• _What you have to do_
Produce a word-for-word copy of the listing below without its pictures.

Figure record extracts
****************************************
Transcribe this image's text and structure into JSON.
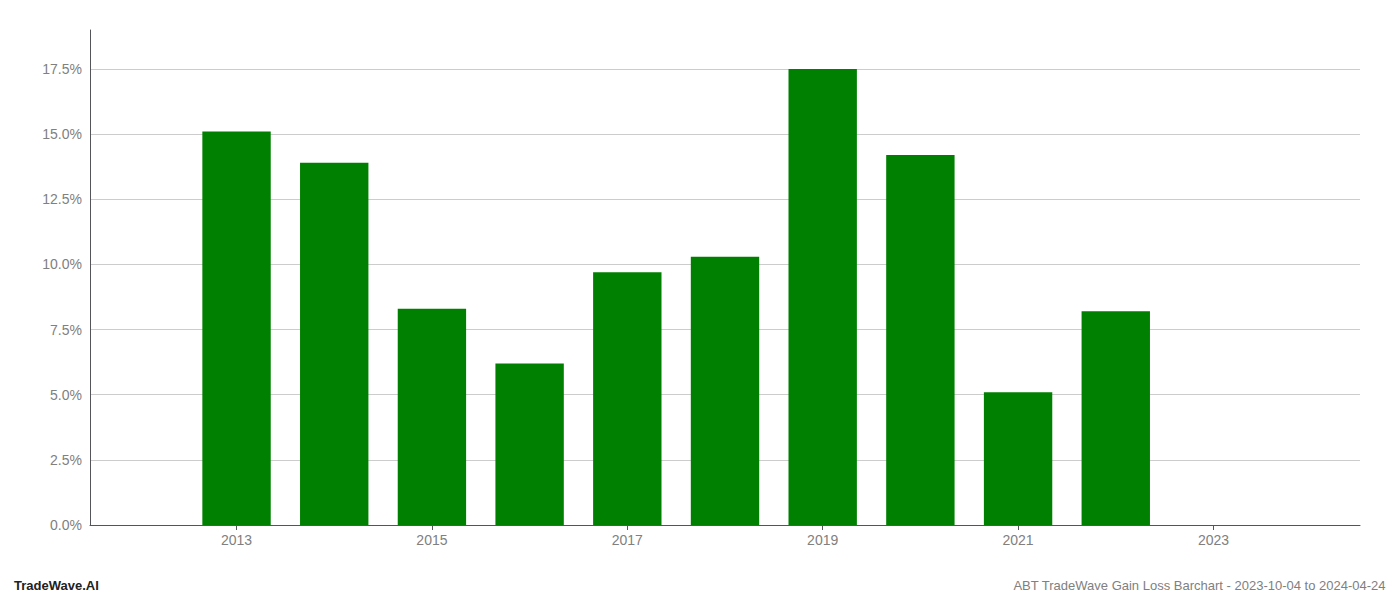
{
  "chart_data": {
    "type": "bar",
    "x": [
      2013,
      2014,
      2015,
      2016,
      2017,
      2018,
      2019,
      2020,
      2021,
      2022
    ],
    "values": [
      0.151,
      0.139,
      0.083,
      0.062,
      0.097,
      0.103,
      0.175,
      0.142,
      0.051,
      0.082
    ],
    "color": "#008000",
    "xlim": [
      2011.5,
      2024.5
    ],
    "xticks": [
      2013,
      2015,
      2017,
      2019,
      2021,
      2023
    ],
    "ylim": [
      0,
      0.19
    ],
    "yticks": [
      {
        "value": 0.0,
        "label": "0.0%"
      },
      {
        "value": 0.025,
        "label": "2.5%"
      },
      {
        "value": 0.05,
        "label": "5.0%"
      },
      {
        "value": 0.075,
        "label": "7.5%"
      },
      {
        "value": 0.1,
        "label": "10.0%"
      },
      {
        "value": 0.125,
        "label": "12.5%"
      },
      {
        "value": 0.15,
        "label": "15.0%"
      },
      {
        "value": 0.175,
        "label": "17.5%"
      }
    ],
    "grid": true,
    "annotations": [
      "TradeWave.AI",
      "ABT TradeWave Gain Loss Barchart - 2023-10-04 to 2024-04-24"
    ]
  }
}
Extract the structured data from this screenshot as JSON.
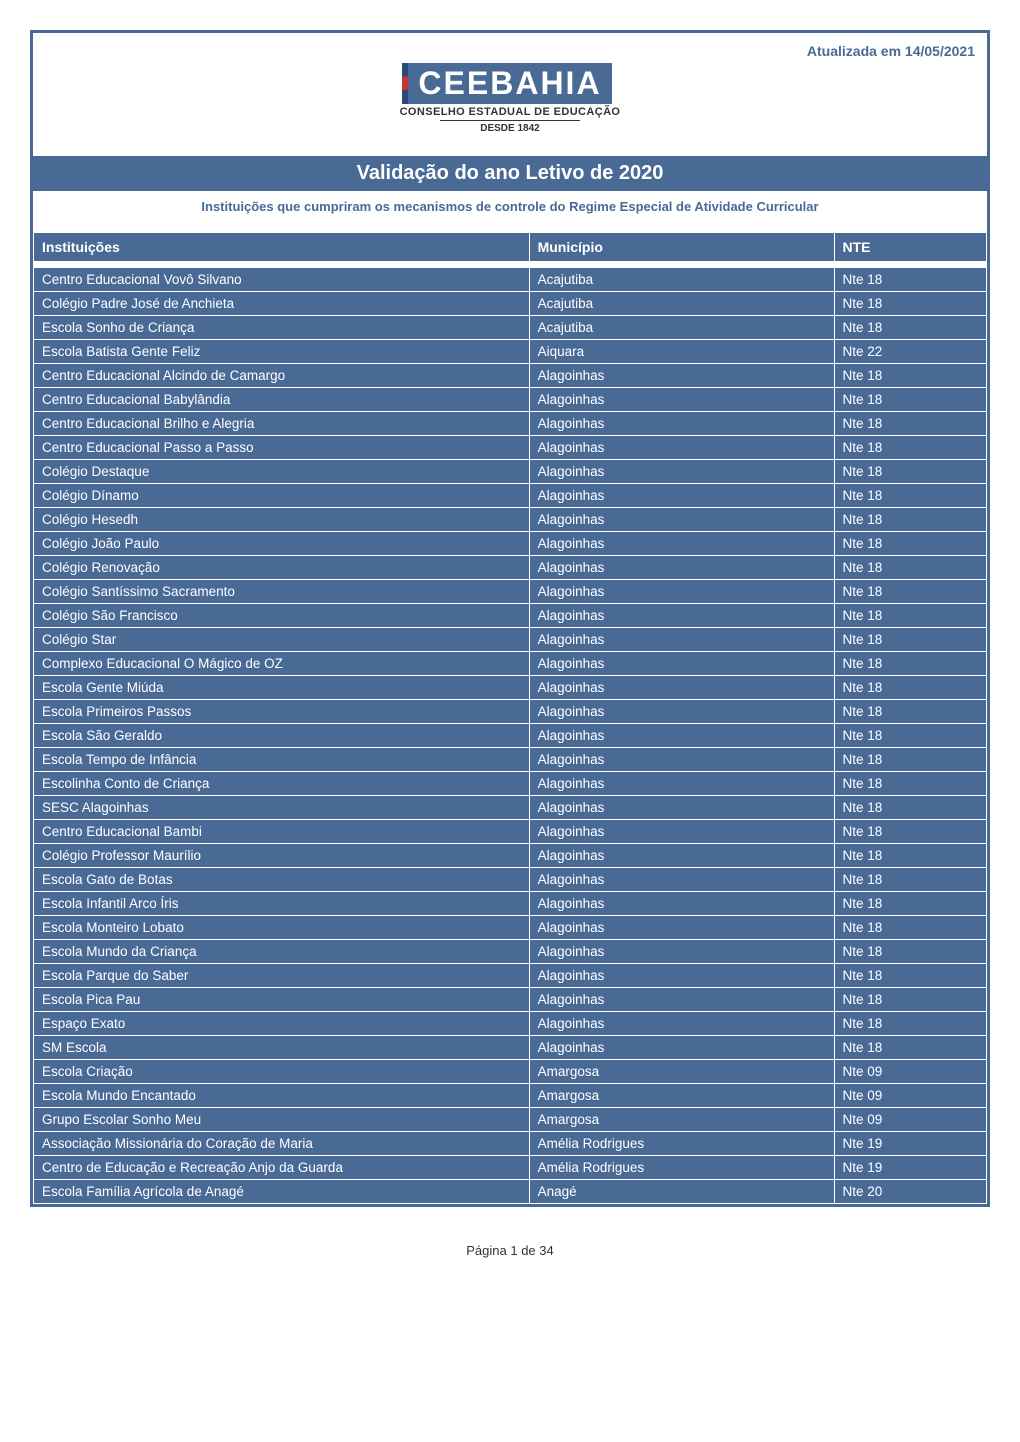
{
  "update_label": "Atualizada em 14/05/2021",
  "logo": {
    "main": "CEEBAHIA",
    "sub": "CONSELHO ESTADUAL DE EDUCAÇÃO",
    "since": "DESDE 1842"
  },
  "title": "Validação do ano Letivo de 2020",
  "subtitle": "Instituições que cumpriram os mecanismos de controle do Regime Especial de Atividade Curricular",
  "columns": {
    "inst": "Instituições",
    "mun": "Município",
    "nte": "NTE"
  },
  "footer": "Página 1 de 34",
  "colors": {
    "primary": "#4a6a96",
    "white": "#ffffff",
    "text_dark": "#333333"
  },
  "rows": [
    {
      "inst": "Centro Educacional Vovô Silvano",
      "mun": "Acajutiba",
      "nte": "Nte 18"
    },
    {
      "inst": "Colégio Padre José de Anchieta",
      "mun": "Acajutiba",
      "nte": "Nte 18"
    },
    {
      "inst": "Escola Sonho de Criança",
      "mun": "Acajutiba",
      "nte": "Nte 18"
    },
    {
      "inst": "Escola Batista Gente Feliz",
      "mun": "Aiquara",
      "nte": "Nte 22"
    },
    {
      "inst": "Centro Educacional Alcindo de Camargo",
      "mun": "Alagoinhas",
      "nte": "Nte 18"
    },
    {
      "inst": "Centro Educacional Babylândia",
      "mun": "Alagoinhas",
      "nte": "Nte 18"
    },
    {
      "inst": "Centro Educacional Brilho e Alegria",
      "mun": "Alagoinhas",
      "nte": "Nte 18"
    },
    {
      "inst": "Centro Educacional Passo a Passo",
      "mun": "Alagoinhas",
      "nte": "Nte 18"
    },
    {
      "inst": "Colégio Destaque",
      "mun": "Alagoinhas",
      "nte": "Nte 18"
    },
    {
      "inst": "Colégio Dínamo",
      "mun": "Alagoinhas",
      "nte": "Nte 18"
    },
    {
      "inst": "Colégio Hesedh",
      "mun": "Alagoinhas",
      "nte": "Nte 18"
    },
    {
      "inst": "Colégio João Paulo",
      "mun": "Alagoinhas",
      "nte": "Nte 18"
    },
    {
      "inst": "Colégio Renovação",
      "mun": "Alagoinhas",
      "nte": "Nte 18"
    },
    {
      "inst": "Colégio Santíssimo Sacramento",
      "mun": "Alagoinhas",
      "nte": "Nte 18"
    },
    {
      "inst": "Colégio São Francisco",
      "mun": "Alagoinhas",
      "nte": "Nte 18"
    },
    {
      "inst": "Colégio Star",
      "mun": "Alagoinhas",
      "nte": "Nte 18"
    },
    {
      "inst": "Complexo Educacional O Mágico de OZ",
      "mun": "Alagoinhas",
      "nte": "Nte 18"
    },
    {
      "inst": "Escola Gente Miúda",
      "mun": "Alagoinhas",
      "nte": "Nte 18"
    },
    {
      "inst": "Escola Primeiros Passos",
      "mun": "Alagoinhas",
      "nte": "Nte 18"
    },
    {
      "inst": "Escola São Geraldo",
      "mun": "Alagoinhas",
      "nte": "Nte 18"
    },
    {
      "inst": "Escola Tempo de Infância",
      "mun": "Alagoinhas",
      "nte": "Nte 18"
    },
    {
      "inst": "Escolinha Conto de Criança",
      "mun": "Alagoinhas",
      "nte": "Nte 18"
    },
    {
      "inst": "SESC Alagoinhas",
      "mun": "Alagoinhas",
      "nte": "Nte 18"
    },
    {
      "inst": "Centro Educacional Bambi",
      "mun": "Alagoinhas",
      "nte": "Nte 18"
    },
    {
      "inst": "Colégio Professor Maurílio",
      "mun": "Alagoinhas",
      "nte": "Nte 18"
    },
    {
      "inst": "Escola Gato de Botas",
      "mun": "Alagoinhas",
      "nte": "Nte 18"
    },
    {
      "inst": "Escola Infantil Arco Íris",
      "mun": "Alagoinhas",
      "nte": "Nte 18"
    },
    {
      "inst": "Escola Monteiro Lobato",
      "mun": "Alagoinhas",
      "nte": "Nte 18"
    },
    {
      "inst": "Escola Mundo da Criança",
      "mun": "Alagoinhas",
      "nte": "Nte 18"
    },
    {
      "inst": "Escola Parque do Saber",
      "mun": "Alagoinhas",
      "nte": "Nte 18"
    },
    {
      "inst": "Escola Pica Pau",
      "mun": "Alagoinhas",
      "nte": "Nte 18"
    },
    {
      "inst": "Espaço Exato",
      "mun": "Alagoinhas",
      "nte": "Nte 18"
    },
    {
      "inst": "SM Escola",
      "mun": "Alagoinhas",
      "nte": "Nte 18"
    },
    {
      "inst": "Escola Criação",
      "mun": "Amargosa",
      "nte": "Nte 09"
    },
    {
      "inst": "Escola Mundo Encantado",
      "mun": "Amargosa",
      "nte": "Nte 09"
    },
    {
      "inst": "Grupo Escolar Sonho Meu",
      "mun": "Amargosa",
      "nte": "Nte 09"
    },
    {
      "inst": "Associação Missionária do Coração de Maria",
      "mun": "Amélia Rodrigues",
      "nte": "Nte 19"
    },
    {
      "inst": "Centro de Educação e Recreação Anjo da Guarda",
      "mun": "Amélia Rodrigues",
      "nte": "Nte 19"
    },
    {
      "inst": "Escola Família Agrícola de Anagé",
      "mun": "Anagé",
      "nte": "Nte 20"
    }
  ]
}
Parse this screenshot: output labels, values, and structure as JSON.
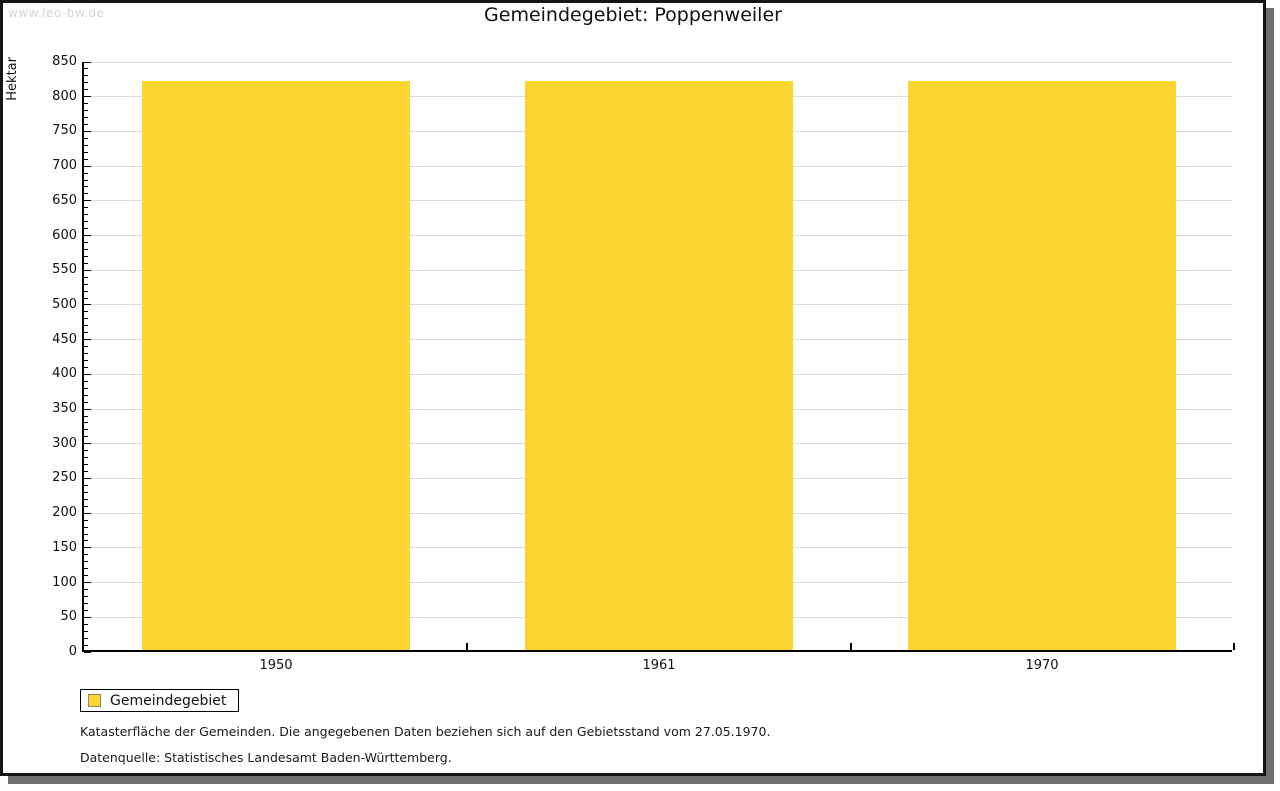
****************************************
• _Answer to this task_
Transcribe this image's text and structure into JSON.
{
  "chart_data": {
    "type": "bar",
    "x": [
      2013,
      2014,
      2015,
      2016,
      2017,
      2018,
      2019,
      2020,
      2021,
      2022
    ],
    "values": [
      0.151,
      0.139,
      0.083,
      0.062,
      0.097,
      0.103,
      0.175,
      0.142,
      0.051,
      0.082
    ],
    "color": "#008000",
    "xlim": [
      2011.5,
      2024.5
    ],
    "xticks": [
      2013,
      2015,
      2017,
      2019,
      2021,
      2023
    ],
    "ylim": [
      0,
      0.19
    ],
    "yticks": [
      {
        "value": 0.0,
        "label": "0.0%"
      },
      {
        "value": 0.025,
        "label": "2.5%"
      },
      {
        "value": 0.05,
        "label": "5.0%"
      },
      {
        "value": 0.075,
        "label": "7.5%"
      },
      {
        "value": 0.1,
        "label": "10.0%"
      },
      {
        "value": 0.125,
        "label": "12.5%"
      },
      {
        "value": 0.15,
        "label": "15.0%"
      },
      {
        "value": 0.175,
        "label": "17.5%"
      }
    ],
    "grid": true,
    "annotations": [
      "TradeWave.AI",
      "ABT TradeWave Gain Loss Barchart - 2023-10-04 to 2024-04-24"
    ]
  }
}
Extract the structured data from this screenshot as JSON.
{
  "update_label": "Atualizada em 14/05/2021",
  "logo": {
    "main": "CEEBAHIA",
    "sub": "CONSELHO ESTADUAL DE EDUCAÇÃO",
    "since": "DESDE 1842"
  },
  "title": "Validação do ano Letivo de 2020",
  "subtitle": "Instituições que cumpriram os mecanismos de controle do Regime Especial de Atividade Curricular",
  "columns": {
    "inst": "Instituições",
    "mun": "Município",
    "nte": "NTE"
  },
  "footer": "Página 1 de 34",
  "colors": {
    "primary": "#4a6a96",
    "white": "#ffffff",
    "text_dark": "#333333"
  },
  "rows": [
    {
      "inst": "Centro Educacional Vovô Silvano",
      "mun": "Acajutiba",
      "nte": "Nte 18"
    },
    {
      "inst": "Colégio Padre José de Anchieta",
      "mun": "Acajutiba",
      "nte": "Nte 18"
    },
    {
      "inst": "Escola Sonho de Criança",
      "mun": "Acajutiba",
      "nte": "Nte 18"
    },
    {
      "inst": "Escola Batista Gente Feliz",
      "mun": "Aiquara",
      "nte": "Nte 22"
    },
    {
      "inst": "Centro Educacional Alcindo de Camargo",
      "mun": "Alagoinhas",
      "nte": "Nte 18"
    },
    {
      "inst": "Centro Educacional Babylândia",
      "mun": "Alagoinhas",
      "nte": "Nte 18"
    },
    {
      "inst": "Centro Educacional Brilho e Alegria",
      "mun": "Alagoinhas",
      "nte": "Nte 18"
    },
    {
      "inst": "Centro Educacional Passo a Passo",
      "mun": "Alagoinhas",
      "nte": "Nte 18"
    },
    {
      "inst": "Colégio Destaque",
      "mun": "Alagoinhas",
      "nte": "Nte 18"
    },
    {
      "inst": "Colégio Dínamo",
      "mun": "Alagoinhas",
      "nte": "Nte 18"
    },
    {
      "inst": "Colégio Hesedh",
      "mun": "Alagoinhas",
      "nte": "Nte 18"
    },
    {
      "inst": "Colégio João Paulo",
      "mun": "Alagoinhas",
      "nte": "Nte 18"
    },
    {
      "inst": "Colégio Renovação",
      "mun": "Alagoinhas",
      "nte": "Nte 18"
    },
    {
      "inst": "Colégio Santíssimo Sacramento",
      "mun": "Alagoinhas",
      "nte": "Nte 18"
    },
    {
      "inst": "Colégio São Francisco",
      "mun": "Alagoinhas",
      "nte": "Nte 18"
    },
    {
      "inst": "Colégio Star",
      "mun": "Alagoinhas",
      "nte": "Nte 18"
    },
    {
      "inst": "Complexo Educacional O Mágico de OZ",
      "mun": "Alagoinhas",
      "nte": "Nte 18"
    },
    {
      "inst": "Escola Gente Miúda",
      "mun": "Alagoinhas",
      "nte": "Nte 18"
    },
    {
      "inst": "Escola Primeiros Passos",
      "mun": "Alagoinhas",
      "nte": "Nte 18"
    },
    {
      "inst": "Escola São Geraldo",
      "mun": "Alagoinhas",
      "nte": "Nte 18"
    },
    {
      "inst": "Escola Tempo de Infância",
      "mun": "Alagoinhas",
      "nte": "Nte 18"
    },
    {
      "inst": "Escolinha Conto de Criança",
      "mun": "Alagoinhas",
      "nte": "Nte 18"
    },
    {
      "inst": "SESC Alagoinhas",
      "mun": "Alagoinhas",
      "nte": "Nte 18"
    },
    {
      "inst": "Centro Educacional Bambi",
      "mun": "Alagoinhas",
      "nte": "Nte 18"
    },
    {
      "inst": "Colégio Professor Maurílio",
      "mun": "Alagoinhas",
      "nte": "Nte 18"
    },
    {
      "inst": "Escola Gato de Botas",
      "mun": "Alagoinhas",
      "nte": "Nte 18"
    },
    {
      "inst": "Escola Infantil Arco Íris",
      "mun": "Alagoinhas",
      "nte": "Nte 18"
    },
    {
      "inst": "Escola Monteiro Lobato",
      "mun": "Alagoinhas",
      "nte": "Nte 18"
    },
    {
      "inst": "Escola Mundo da Criança",
      "mun": "Alagoinhas",
      "nte": "Nte 18"
    },
    {
      "inst": "Escola Parque do Saber",
      "mun": "Alagoinhas",
      "nte": "Nte 18"
    },
    {
      "inst": "Escola Pica Pau",
      "mun": "Alagoinhas",
      "nte": "Nte 18"
    },
    {
      "inst": "Espaço Exato",
      "mun": "Alagoinhas",
      "nte": "Nte 18"
    },
    {
      "inst": "SM Escola",
      "mun": "Alagoinhas",
      "nte": "Nte 18"
    },
    {
      "inst": "Escola Criação",
      "mun": "Amargosa",
      "nte": "Nte 09"
    },
    {
      "inst": "Escola Mundo Encantado",
      "mun": "Amargosa",
      "nte": "Nte 09"
    },
    {
      "inst": "Grupo Escolar Sonho Meu",
      "mun": "Amargosa",
      "nte": "Nte 09"
    },
    {
      "inst": "Associação Missionária do Coração de Maria",
      "mun": "Amélia Rodrigues",
      "nte": "Nte 19"
    },
    {
      "inst": "Centro de Educação e Recreação Anjo da Guarda",
      "mun": "Amélia Rodrigues",
      "nte": "Nte 19"
    },
    {
      "inst": "Escola Família Agrícola de Anagé",
      "mun": "Anagé",
      "nte": "Nte 20"
    }
  ]
}
Parse this screenshot: output labels, values, and structure as JSON.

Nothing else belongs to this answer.